BEGIN Given data

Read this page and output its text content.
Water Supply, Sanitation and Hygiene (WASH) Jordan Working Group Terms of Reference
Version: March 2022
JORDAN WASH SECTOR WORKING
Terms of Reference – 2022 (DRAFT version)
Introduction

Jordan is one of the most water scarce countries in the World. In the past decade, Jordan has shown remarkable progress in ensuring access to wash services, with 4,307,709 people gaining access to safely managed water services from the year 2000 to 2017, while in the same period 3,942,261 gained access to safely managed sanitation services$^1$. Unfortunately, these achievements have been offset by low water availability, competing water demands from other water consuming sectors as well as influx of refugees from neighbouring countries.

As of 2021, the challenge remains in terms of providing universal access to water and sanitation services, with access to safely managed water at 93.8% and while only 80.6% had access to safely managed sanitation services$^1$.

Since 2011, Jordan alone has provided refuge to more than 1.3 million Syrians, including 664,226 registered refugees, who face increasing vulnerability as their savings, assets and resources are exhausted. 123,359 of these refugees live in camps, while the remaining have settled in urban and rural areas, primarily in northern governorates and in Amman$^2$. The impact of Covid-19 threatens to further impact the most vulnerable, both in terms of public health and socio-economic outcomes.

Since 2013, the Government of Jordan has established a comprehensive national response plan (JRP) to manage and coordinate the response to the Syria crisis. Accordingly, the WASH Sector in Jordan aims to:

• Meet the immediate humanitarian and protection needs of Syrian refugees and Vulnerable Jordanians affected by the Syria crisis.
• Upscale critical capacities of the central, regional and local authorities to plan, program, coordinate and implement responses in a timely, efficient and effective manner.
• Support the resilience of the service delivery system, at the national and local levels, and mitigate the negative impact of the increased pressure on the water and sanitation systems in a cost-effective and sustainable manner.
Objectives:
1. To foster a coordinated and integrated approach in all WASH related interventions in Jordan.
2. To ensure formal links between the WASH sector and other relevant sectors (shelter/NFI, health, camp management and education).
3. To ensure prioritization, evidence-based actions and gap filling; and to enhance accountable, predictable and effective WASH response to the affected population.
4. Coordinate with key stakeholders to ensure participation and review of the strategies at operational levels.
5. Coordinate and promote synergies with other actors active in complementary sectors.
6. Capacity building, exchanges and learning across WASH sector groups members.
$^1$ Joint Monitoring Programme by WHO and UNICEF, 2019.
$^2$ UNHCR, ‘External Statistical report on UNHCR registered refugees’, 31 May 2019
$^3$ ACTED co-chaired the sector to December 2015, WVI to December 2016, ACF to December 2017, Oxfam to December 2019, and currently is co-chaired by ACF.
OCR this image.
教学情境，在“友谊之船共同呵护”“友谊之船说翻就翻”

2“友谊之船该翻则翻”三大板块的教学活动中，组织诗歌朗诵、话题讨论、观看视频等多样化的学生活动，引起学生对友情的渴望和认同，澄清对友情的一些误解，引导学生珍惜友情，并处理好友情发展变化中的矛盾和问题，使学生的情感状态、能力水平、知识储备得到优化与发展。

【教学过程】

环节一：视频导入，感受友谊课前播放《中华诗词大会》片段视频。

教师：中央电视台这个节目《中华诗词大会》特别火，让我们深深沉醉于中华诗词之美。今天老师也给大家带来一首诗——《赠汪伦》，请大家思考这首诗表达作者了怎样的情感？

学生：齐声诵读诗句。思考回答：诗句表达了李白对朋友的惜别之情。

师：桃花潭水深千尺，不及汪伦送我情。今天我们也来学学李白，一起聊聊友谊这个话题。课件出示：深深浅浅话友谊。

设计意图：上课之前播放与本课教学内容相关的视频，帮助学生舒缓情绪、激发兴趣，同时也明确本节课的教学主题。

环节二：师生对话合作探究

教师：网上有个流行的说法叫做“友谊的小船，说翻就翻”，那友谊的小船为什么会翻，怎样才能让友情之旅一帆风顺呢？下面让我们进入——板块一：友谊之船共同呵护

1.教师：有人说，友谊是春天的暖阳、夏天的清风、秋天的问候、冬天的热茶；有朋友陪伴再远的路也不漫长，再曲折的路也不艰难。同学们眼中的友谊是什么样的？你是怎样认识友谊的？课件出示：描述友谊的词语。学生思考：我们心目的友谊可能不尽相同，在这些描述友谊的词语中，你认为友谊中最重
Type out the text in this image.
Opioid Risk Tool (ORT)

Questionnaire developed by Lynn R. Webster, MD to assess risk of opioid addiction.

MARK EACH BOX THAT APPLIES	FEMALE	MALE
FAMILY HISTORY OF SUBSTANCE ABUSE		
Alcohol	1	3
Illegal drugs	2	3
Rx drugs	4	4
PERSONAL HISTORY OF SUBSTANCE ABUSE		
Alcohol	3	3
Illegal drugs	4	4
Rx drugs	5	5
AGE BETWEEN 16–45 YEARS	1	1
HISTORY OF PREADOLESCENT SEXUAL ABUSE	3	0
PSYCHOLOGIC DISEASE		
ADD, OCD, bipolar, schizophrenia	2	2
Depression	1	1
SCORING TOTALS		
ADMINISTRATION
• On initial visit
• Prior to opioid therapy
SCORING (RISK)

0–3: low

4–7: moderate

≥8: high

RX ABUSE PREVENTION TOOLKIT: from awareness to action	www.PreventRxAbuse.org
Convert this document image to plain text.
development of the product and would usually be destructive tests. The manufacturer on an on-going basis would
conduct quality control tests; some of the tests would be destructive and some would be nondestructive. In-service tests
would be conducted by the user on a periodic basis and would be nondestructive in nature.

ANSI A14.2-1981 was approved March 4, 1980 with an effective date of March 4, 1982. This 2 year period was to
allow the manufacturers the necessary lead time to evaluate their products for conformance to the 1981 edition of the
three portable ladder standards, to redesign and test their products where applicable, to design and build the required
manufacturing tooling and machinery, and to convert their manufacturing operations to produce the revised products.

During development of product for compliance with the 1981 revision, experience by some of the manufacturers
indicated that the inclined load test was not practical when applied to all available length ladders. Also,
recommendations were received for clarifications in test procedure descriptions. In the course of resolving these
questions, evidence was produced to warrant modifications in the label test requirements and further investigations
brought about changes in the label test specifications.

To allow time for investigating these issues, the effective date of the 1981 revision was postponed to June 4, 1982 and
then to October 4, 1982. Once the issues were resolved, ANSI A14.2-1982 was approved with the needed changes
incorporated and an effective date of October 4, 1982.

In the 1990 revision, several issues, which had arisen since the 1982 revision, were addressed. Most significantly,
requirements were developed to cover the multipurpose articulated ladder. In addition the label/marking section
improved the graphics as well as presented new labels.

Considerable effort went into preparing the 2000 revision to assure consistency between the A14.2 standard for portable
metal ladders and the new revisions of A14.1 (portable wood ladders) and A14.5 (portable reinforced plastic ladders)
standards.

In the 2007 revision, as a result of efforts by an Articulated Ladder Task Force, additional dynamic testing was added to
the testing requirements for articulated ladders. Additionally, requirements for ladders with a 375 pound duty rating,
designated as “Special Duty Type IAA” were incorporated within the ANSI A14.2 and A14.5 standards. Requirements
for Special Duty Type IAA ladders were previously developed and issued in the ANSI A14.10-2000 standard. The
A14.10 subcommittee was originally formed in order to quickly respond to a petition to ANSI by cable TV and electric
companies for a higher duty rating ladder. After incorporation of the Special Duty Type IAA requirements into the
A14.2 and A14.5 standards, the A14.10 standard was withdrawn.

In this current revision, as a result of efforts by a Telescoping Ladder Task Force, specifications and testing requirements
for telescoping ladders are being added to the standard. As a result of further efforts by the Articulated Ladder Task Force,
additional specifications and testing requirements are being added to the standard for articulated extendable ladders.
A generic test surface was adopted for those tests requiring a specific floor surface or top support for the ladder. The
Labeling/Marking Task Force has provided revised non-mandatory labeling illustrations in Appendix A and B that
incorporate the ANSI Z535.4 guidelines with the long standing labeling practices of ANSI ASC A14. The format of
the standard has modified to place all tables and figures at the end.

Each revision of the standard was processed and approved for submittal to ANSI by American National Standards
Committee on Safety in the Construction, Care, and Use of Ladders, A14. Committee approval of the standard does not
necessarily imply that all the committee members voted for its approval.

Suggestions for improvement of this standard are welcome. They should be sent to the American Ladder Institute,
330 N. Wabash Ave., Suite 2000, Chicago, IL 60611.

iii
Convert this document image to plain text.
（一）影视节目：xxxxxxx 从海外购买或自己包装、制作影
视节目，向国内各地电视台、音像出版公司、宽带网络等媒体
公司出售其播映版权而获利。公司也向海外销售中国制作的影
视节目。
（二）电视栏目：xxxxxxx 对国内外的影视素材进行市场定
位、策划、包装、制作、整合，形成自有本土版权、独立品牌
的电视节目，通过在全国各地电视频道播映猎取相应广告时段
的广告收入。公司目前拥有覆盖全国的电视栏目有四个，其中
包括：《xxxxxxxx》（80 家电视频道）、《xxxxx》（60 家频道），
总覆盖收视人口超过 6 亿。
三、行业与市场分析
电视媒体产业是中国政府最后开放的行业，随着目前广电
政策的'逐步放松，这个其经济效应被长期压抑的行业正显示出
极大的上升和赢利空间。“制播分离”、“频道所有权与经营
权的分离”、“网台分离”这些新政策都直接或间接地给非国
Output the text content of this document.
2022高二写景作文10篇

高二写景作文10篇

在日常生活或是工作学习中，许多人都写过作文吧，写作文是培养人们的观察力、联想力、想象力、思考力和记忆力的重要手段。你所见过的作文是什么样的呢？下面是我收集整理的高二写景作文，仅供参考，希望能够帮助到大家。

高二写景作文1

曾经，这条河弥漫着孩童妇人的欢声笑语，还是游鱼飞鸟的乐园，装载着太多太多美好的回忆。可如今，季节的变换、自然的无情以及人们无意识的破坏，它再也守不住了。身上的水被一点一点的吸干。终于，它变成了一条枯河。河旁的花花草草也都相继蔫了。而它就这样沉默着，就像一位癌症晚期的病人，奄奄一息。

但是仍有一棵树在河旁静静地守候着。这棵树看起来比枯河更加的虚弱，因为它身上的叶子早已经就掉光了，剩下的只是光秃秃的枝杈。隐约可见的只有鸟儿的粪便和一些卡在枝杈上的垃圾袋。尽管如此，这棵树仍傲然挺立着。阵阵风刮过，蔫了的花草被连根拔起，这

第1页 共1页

END Given data

**Exercise task**
Of all the lines above, how many contain "levels"? Give the number and nothing more.

**Worked answer**
2